_Work to be completed_. State how many lines contain the string "rgba", and write nothing else.

_Rows from a figure dataset_.
* Begin *
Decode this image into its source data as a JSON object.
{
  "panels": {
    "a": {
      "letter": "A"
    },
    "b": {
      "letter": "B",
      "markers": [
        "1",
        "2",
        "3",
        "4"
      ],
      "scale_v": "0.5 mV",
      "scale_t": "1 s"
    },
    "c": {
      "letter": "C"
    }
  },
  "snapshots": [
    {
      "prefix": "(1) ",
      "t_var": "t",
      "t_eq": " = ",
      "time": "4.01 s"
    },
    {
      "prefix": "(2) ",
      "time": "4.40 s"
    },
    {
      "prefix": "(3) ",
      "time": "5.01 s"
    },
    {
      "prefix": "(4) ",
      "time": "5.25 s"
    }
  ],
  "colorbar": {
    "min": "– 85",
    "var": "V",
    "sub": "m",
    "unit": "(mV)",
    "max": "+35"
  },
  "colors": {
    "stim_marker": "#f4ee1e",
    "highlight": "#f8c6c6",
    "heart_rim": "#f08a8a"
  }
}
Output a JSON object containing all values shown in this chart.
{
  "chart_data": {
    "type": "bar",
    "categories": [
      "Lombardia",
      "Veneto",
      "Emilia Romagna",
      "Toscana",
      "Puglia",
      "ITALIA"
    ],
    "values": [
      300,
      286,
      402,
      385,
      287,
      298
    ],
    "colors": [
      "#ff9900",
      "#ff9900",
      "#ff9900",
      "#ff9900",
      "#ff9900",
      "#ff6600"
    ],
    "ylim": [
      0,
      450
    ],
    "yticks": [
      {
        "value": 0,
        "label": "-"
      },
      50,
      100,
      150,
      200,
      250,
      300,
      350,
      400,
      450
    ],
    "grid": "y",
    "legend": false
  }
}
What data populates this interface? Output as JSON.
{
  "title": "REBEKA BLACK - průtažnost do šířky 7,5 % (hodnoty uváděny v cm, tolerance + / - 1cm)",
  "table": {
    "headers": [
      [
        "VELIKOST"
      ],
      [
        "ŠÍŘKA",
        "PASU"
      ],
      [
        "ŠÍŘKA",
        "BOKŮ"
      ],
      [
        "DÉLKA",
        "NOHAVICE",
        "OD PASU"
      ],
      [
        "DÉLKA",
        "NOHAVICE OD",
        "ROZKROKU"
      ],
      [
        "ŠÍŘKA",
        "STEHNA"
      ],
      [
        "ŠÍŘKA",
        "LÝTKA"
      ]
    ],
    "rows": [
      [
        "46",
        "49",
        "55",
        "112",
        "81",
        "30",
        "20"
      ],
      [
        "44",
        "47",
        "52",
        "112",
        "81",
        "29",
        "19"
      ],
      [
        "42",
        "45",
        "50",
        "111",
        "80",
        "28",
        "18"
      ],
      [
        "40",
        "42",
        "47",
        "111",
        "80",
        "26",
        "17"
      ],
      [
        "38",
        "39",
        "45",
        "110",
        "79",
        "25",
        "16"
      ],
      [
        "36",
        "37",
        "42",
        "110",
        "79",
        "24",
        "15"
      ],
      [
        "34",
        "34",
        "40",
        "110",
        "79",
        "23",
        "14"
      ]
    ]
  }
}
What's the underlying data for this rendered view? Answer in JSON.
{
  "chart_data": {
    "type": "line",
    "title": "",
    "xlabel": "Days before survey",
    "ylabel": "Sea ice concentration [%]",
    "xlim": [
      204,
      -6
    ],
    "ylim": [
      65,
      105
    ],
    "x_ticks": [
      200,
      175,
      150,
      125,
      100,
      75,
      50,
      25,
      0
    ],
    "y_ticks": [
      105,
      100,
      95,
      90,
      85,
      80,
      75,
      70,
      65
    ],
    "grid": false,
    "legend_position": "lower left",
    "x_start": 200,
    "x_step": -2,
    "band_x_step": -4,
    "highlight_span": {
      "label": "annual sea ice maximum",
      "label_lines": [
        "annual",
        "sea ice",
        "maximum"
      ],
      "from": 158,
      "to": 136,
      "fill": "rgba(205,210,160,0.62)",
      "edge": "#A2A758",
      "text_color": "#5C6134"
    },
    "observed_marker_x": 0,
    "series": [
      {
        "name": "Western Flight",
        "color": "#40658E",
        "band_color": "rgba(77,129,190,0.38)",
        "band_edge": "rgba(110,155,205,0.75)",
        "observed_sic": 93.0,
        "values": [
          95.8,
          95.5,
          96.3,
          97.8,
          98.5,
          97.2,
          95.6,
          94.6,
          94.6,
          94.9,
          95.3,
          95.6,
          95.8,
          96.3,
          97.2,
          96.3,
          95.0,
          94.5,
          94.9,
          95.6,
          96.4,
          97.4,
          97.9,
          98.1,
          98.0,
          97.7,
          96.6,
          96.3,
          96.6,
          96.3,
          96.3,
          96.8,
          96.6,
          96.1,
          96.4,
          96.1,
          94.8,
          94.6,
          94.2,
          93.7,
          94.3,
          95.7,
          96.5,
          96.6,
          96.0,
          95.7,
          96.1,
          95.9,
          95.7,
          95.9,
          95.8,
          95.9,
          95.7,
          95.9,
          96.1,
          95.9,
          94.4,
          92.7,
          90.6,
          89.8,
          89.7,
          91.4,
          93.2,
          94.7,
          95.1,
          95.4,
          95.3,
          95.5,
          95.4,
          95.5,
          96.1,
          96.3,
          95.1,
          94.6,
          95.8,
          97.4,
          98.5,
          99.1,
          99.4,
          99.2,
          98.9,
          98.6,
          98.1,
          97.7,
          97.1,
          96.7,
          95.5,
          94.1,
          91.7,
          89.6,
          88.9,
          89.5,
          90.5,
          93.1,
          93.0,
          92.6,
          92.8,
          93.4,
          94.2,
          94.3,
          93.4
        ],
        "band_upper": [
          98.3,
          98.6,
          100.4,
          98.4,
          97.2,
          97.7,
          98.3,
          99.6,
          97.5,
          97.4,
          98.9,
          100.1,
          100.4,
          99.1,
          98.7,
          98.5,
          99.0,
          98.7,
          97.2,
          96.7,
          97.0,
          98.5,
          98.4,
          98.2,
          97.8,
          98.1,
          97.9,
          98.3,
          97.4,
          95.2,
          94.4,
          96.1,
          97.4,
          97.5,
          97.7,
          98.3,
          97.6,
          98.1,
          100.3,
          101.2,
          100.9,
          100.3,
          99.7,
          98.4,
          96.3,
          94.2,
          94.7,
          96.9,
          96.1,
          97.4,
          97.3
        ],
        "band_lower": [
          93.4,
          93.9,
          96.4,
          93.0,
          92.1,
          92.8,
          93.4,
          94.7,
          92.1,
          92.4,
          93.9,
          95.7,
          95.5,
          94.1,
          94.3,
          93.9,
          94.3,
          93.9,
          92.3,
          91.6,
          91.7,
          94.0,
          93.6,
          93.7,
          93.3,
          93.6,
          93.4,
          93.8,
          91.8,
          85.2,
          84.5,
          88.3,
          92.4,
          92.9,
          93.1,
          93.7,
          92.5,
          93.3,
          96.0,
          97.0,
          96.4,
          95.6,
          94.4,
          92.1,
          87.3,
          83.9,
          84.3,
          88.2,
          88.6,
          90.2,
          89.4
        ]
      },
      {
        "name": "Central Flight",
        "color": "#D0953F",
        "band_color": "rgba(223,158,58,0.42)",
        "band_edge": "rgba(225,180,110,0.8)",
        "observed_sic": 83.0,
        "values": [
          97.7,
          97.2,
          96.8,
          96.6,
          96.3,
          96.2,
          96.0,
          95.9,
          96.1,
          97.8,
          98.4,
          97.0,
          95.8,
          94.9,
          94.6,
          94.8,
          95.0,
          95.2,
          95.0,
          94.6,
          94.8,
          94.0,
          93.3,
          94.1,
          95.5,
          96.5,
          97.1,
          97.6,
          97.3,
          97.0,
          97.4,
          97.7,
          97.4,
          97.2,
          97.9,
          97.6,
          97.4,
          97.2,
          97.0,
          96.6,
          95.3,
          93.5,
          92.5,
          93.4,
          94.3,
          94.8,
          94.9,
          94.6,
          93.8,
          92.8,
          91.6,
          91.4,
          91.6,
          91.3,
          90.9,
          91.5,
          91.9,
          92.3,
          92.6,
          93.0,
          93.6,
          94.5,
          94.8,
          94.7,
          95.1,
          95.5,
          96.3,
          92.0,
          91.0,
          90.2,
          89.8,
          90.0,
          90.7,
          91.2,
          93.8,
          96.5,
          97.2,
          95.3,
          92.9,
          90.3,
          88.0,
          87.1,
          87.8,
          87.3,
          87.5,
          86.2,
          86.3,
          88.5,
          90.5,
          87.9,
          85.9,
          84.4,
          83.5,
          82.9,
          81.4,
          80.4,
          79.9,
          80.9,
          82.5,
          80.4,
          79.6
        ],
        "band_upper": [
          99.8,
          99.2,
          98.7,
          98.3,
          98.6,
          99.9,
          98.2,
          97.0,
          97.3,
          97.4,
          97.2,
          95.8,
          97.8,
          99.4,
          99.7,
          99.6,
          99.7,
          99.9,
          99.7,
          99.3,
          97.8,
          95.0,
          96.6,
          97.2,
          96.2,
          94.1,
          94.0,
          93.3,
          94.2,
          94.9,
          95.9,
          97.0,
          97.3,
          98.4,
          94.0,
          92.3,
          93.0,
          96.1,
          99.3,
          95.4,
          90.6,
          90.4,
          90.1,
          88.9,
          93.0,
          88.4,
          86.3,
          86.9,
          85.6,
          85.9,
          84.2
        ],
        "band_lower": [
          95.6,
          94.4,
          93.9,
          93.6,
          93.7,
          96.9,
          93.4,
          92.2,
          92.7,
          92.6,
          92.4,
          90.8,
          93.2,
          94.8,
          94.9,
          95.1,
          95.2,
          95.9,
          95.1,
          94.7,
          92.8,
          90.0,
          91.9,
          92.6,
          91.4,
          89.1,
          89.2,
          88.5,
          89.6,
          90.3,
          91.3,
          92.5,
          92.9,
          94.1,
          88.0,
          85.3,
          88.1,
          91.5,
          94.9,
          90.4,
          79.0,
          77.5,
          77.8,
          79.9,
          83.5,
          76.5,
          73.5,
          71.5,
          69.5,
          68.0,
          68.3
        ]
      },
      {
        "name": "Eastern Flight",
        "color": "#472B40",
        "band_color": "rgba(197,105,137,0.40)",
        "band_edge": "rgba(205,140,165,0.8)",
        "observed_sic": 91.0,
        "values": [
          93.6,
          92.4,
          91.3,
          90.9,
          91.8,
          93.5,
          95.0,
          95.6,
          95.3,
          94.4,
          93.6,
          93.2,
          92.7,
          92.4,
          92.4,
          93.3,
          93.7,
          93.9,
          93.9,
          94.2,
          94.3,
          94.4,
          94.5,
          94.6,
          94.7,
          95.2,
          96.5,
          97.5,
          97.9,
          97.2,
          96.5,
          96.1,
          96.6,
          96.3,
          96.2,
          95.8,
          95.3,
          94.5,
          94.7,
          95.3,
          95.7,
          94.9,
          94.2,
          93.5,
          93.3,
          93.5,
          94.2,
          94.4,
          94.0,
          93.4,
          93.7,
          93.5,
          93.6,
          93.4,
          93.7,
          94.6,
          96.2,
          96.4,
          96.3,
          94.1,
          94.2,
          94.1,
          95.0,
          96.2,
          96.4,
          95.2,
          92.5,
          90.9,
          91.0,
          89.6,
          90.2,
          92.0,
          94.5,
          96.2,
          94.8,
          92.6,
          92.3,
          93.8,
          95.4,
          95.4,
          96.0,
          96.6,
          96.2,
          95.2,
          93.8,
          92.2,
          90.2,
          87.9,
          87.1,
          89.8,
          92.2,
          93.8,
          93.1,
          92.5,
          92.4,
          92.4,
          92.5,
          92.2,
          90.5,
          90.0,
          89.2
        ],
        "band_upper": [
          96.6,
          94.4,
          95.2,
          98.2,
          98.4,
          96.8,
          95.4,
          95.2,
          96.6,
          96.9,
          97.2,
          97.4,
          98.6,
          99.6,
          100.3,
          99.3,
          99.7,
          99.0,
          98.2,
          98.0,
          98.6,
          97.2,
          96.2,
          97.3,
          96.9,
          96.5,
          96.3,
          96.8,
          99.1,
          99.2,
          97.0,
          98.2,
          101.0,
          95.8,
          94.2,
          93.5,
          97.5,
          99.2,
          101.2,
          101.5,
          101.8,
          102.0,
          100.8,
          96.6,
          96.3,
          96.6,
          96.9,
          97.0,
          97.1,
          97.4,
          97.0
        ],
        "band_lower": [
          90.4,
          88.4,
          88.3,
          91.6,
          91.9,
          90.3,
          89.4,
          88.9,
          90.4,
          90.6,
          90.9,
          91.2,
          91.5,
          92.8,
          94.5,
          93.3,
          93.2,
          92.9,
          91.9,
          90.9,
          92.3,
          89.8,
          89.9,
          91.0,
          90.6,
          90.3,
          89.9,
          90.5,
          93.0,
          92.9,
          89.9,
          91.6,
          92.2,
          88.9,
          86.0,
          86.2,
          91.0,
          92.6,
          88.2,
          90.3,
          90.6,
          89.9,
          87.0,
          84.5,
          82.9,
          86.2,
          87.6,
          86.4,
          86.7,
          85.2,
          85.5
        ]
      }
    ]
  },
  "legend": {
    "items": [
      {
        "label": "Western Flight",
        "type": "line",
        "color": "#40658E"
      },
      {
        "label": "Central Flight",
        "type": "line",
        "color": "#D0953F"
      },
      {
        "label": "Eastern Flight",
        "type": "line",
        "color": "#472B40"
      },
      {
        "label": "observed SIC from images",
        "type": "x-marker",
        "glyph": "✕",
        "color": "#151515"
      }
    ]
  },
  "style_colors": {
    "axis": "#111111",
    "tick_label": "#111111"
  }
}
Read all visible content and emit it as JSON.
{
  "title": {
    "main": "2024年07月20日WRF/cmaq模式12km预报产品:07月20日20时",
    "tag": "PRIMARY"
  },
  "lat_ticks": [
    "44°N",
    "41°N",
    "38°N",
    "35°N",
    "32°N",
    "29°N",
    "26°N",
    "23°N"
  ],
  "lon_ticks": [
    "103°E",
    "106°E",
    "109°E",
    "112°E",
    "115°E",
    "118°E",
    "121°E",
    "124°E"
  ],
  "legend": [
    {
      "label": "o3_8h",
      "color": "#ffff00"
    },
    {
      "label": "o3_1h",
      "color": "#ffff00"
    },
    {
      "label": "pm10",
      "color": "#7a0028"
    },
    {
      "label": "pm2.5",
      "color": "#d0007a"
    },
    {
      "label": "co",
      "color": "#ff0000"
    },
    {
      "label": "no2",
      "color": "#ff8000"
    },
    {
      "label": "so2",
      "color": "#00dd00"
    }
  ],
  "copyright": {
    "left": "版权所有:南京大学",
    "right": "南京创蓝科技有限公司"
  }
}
* End *
_Task answer_. 7